* _Stored records_:

- - - - - - -

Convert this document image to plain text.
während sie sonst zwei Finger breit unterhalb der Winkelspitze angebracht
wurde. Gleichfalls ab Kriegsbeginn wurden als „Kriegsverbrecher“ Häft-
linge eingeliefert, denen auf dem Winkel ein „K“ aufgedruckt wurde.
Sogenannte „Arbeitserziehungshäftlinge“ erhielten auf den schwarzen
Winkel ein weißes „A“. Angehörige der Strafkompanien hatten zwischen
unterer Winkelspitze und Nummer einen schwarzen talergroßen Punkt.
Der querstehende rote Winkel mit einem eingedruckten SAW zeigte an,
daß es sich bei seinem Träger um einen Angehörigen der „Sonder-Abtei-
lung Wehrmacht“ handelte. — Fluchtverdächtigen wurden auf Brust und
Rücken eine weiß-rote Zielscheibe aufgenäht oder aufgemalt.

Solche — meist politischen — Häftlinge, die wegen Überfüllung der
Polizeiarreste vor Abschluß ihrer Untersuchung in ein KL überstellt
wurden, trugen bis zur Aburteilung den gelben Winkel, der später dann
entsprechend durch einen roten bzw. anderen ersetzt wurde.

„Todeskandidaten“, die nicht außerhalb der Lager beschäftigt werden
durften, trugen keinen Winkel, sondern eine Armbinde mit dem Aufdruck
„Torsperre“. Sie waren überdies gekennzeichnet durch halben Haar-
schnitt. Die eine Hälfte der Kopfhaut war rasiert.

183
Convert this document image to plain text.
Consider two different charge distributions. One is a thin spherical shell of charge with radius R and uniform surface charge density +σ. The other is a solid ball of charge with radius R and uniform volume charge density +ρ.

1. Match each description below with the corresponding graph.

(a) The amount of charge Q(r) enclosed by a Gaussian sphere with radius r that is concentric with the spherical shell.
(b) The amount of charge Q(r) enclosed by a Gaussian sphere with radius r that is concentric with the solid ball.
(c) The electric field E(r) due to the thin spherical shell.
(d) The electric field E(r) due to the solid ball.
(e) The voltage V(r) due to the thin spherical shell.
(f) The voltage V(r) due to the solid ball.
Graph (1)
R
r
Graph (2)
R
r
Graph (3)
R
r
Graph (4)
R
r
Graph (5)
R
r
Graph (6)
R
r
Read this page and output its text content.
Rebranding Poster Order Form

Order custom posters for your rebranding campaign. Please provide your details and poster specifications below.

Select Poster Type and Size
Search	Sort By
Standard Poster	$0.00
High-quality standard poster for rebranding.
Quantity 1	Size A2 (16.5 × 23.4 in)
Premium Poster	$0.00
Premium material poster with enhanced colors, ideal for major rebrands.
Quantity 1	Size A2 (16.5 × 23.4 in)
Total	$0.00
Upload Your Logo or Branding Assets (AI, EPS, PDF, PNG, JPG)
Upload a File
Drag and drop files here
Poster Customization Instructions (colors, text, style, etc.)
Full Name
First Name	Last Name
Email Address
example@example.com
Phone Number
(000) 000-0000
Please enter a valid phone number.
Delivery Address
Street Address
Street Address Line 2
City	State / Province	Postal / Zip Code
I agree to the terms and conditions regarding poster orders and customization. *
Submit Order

- - - - - - -

* _WHAT TO DO_: Report how many lines of the data contain the word "Address", using the number alone.

* _OUTPUT OF THE EXERCISE_: 4